Copy out each line below exactly as it appears.
-- start Extracted data --
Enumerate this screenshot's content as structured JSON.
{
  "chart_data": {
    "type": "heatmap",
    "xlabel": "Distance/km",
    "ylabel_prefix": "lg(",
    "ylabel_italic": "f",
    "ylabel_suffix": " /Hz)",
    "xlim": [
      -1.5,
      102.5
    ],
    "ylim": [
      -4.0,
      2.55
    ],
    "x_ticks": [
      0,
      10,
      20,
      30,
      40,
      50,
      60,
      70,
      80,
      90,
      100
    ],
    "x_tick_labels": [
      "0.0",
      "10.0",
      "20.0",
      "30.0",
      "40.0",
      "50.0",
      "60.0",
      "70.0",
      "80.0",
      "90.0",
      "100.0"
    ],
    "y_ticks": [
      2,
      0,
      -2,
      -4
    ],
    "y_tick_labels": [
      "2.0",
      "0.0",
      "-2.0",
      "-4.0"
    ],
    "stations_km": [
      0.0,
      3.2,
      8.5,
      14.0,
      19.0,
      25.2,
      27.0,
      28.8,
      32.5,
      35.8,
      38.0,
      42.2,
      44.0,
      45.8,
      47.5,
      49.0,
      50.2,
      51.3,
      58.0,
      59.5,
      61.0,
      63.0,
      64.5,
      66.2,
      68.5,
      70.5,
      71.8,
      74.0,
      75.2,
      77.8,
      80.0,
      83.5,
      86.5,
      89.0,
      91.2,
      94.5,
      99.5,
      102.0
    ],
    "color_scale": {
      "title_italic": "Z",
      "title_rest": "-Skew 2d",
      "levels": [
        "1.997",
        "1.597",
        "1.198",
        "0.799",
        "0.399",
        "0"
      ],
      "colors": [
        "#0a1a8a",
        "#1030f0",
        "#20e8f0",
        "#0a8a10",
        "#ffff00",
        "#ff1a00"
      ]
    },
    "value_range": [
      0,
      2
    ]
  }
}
-- end Extracted data --
*Solution below*
Enumerate this screenshot's content as structured JSON.
{
  "chart_data": {
    "type": "heatmap",
    "xlabel": "Distance/km",
    "ylabel_prefix": "lg(",
    "ylabel_italic": "f",
    "ylabel_suffix": " /Hz)",
    "xlim": [
      -1.5,
      102.5
    ],
    "ylim": [
      -4.0,
      2.55
    ],
    "x_ticks": [
      0,
      10,
      20,
      30,
      40,
      50,
      60,
      70,
      80,
      90,
      100
    ],
    "x_tick_labels": [
      "0.0",
      "10.0",
      "20.0",
      "30.0",
      "40.0",
      "50.0",
      "60.0",
      "70.0",
      "80.0",
      "90.0",
      "100.0"
    ],
    "y_ticks": [
      2,
      0,
      -2,
      -4
    ],
    "y_tick_labels": [
      "2.0",
      "0.0",
      "-2.0",
      "-4.0"
    ],
    "stations_km": [
      0.0,
      3.2,
      8.5,
      14.0,
      19.0,
      25.2,
      27.0,
      28.8,
      32.5,
      35.8,
      38.0,
      42.2,
      44.0,
      45.8,
      47.5,
      49.0,
      50.2,
      51.3,
      58.0,
      59.5,
      61.0,
      63.0,
      64.5,
      66.2,
      68.5,
      70.5,
      71.8,
      74.0,
      75.2,
      77.8,
      80.0,
      83.5,
      86.5,
      89.0,
      91.2,
      94.5,
      99.5,
      102.0
    ],
    "color_scale": {
      "title_italic": "Z",
      "title_rest": "-Skew 2d",
      "levels": [
        "1.997",
        "1.597",
        "1.198",
        "0.799",
        "0.399",
        "0"
      ],
      "colors": [
        "#0a1a8a",
        "#1030f0",
        "#20e8f0",
        "#0a8a10",
        "#ffff00",
        "#ff1a00"
      ]
    },
    "value_range": [
      0,
      2
    ]
  }
}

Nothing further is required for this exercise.